> [Data section]
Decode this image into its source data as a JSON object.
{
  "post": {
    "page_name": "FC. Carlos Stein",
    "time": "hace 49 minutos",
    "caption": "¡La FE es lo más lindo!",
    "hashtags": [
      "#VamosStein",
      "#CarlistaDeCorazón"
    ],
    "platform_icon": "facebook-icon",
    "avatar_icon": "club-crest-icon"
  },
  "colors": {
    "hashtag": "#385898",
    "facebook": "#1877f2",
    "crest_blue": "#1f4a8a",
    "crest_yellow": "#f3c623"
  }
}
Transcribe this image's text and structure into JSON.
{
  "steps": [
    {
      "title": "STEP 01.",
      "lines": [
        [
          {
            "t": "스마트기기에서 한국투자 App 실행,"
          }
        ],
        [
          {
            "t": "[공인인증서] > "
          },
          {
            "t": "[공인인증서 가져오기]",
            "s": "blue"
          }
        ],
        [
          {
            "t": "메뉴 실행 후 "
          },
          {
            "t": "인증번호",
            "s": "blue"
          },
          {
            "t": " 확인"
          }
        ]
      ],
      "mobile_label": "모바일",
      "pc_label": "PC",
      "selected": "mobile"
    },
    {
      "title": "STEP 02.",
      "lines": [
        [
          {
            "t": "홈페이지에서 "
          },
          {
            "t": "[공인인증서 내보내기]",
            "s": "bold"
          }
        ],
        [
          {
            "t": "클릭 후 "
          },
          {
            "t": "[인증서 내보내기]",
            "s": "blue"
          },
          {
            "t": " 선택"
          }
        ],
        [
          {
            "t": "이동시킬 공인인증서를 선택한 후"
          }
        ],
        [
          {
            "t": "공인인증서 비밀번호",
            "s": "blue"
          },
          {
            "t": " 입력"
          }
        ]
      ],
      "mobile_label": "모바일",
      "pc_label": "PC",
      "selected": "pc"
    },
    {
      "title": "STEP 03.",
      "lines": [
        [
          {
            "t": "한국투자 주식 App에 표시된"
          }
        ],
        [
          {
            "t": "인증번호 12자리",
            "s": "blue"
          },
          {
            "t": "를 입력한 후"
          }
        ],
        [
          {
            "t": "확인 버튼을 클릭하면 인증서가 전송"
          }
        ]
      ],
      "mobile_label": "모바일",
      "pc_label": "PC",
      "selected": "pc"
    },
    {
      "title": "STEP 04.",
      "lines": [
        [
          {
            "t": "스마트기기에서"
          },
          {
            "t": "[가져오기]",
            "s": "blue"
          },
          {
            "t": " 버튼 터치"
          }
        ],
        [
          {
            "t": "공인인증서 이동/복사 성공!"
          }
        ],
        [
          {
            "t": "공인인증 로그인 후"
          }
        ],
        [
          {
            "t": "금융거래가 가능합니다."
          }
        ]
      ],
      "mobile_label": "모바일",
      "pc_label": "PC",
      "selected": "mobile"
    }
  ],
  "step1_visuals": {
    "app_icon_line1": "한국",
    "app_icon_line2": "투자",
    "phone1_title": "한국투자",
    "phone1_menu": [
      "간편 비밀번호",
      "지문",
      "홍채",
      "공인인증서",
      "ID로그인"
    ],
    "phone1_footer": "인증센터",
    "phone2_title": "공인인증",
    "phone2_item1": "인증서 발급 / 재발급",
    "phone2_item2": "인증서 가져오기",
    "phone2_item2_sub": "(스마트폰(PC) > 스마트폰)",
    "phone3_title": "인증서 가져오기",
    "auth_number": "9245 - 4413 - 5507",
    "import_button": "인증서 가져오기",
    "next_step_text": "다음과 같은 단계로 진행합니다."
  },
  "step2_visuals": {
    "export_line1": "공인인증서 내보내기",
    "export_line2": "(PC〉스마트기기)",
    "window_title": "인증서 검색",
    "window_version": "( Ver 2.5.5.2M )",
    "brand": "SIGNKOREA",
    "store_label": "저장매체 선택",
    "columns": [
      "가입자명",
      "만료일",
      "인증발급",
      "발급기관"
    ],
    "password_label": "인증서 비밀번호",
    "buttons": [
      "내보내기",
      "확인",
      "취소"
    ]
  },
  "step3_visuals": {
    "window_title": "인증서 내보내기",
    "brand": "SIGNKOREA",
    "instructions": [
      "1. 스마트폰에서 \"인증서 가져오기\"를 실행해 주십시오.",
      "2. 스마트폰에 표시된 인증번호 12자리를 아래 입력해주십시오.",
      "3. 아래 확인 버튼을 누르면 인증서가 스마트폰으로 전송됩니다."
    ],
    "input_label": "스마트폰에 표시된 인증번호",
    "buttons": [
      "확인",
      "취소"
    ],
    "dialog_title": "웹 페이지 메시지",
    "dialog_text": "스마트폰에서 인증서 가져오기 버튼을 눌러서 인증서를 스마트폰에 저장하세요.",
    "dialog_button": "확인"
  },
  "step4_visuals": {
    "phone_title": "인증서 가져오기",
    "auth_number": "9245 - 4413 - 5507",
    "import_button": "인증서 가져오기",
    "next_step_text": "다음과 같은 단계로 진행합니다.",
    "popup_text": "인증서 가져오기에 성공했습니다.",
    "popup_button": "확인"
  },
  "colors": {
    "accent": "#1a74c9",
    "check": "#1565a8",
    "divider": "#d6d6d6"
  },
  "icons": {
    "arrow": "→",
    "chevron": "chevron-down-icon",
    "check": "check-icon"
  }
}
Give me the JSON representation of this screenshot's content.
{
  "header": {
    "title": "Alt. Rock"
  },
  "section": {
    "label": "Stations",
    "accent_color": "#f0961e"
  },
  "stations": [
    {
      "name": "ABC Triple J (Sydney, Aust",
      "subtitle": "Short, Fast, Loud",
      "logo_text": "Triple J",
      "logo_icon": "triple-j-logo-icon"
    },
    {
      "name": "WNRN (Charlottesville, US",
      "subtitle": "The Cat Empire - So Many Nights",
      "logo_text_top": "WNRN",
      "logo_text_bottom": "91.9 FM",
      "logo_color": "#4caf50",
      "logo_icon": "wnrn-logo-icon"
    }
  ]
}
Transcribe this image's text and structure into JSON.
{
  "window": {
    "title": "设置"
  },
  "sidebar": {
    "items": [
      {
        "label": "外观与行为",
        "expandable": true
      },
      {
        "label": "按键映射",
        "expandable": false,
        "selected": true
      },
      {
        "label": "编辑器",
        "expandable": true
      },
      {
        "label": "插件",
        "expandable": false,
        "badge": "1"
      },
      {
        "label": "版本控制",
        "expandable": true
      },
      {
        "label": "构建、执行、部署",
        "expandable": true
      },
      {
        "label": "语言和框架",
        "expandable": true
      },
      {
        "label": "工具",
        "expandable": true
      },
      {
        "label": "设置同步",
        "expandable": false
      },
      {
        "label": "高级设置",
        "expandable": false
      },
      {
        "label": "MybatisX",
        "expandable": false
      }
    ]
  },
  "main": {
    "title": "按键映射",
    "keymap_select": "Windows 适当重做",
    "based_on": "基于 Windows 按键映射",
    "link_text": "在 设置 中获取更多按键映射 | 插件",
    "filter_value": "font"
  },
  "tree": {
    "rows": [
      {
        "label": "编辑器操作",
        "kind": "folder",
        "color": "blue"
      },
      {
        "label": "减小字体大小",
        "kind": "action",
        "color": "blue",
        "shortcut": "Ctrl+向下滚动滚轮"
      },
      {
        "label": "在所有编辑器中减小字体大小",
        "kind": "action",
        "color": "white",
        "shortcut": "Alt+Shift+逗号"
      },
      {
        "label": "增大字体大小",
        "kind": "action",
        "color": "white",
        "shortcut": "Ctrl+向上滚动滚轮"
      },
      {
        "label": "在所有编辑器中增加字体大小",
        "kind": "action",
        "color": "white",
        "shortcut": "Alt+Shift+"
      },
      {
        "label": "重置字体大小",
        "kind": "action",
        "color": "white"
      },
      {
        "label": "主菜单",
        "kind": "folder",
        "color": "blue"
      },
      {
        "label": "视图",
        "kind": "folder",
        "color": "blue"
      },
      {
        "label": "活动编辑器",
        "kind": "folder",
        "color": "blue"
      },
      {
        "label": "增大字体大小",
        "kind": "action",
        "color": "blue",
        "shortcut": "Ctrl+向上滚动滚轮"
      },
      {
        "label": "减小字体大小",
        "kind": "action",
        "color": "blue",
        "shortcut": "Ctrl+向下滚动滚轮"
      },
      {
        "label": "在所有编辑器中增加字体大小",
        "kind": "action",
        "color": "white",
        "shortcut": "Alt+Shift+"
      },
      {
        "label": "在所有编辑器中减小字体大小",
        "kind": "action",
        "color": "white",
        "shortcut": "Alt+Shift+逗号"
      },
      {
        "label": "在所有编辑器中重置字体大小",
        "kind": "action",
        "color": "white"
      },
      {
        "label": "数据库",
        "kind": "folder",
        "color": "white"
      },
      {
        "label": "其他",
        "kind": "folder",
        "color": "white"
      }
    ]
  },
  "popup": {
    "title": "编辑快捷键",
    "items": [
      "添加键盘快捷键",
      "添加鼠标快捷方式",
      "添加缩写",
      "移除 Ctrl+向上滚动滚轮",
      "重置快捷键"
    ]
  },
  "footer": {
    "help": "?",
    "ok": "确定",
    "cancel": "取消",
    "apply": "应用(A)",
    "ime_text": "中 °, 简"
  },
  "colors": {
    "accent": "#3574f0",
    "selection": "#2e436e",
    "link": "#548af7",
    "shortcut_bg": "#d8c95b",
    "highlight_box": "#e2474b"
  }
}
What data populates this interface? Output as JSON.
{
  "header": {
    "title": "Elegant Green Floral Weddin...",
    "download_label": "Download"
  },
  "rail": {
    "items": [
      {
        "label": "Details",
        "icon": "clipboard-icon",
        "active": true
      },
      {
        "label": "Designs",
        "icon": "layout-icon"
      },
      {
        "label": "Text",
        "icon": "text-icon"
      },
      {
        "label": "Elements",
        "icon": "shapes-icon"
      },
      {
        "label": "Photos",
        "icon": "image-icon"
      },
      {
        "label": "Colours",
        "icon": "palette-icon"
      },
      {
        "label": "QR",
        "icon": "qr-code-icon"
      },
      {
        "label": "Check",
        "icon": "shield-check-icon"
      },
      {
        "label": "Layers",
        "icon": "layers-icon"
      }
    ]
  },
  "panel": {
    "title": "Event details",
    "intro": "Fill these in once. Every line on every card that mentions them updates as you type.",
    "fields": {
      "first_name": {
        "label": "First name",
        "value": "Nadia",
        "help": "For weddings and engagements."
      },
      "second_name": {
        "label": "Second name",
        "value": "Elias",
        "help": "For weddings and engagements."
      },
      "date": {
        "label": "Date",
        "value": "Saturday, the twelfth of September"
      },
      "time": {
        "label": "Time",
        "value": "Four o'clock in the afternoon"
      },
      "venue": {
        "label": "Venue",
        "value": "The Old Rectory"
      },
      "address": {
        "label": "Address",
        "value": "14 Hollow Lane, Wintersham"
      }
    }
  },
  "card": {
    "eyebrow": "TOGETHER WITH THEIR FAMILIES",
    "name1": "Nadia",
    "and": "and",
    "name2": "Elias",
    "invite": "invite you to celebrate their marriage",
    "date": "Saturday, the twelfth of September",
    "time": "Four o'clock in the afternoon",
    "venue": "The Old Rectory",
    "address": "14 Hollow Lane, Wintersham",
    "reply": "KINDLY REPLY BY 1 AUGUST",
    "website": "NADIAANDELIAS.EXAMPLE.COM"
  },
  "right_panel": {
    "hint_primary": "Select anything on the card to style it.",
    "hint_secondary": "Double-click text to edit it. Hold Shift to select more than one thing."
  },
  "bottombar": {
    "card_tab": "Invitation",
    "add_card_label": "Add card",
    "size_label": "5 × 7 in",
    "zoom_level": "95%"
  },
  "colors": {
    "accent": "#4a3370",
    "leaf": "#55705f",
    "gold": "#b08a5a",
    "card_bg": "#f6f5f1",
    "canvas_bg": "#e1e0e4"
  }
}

> [Exercise objective] Where a line above contains the word "twelfth", copy that line.

> [Exercise output]
        "value": "Saturday, the twelfth of September"
    "date": "Saturday, the twelfth of September",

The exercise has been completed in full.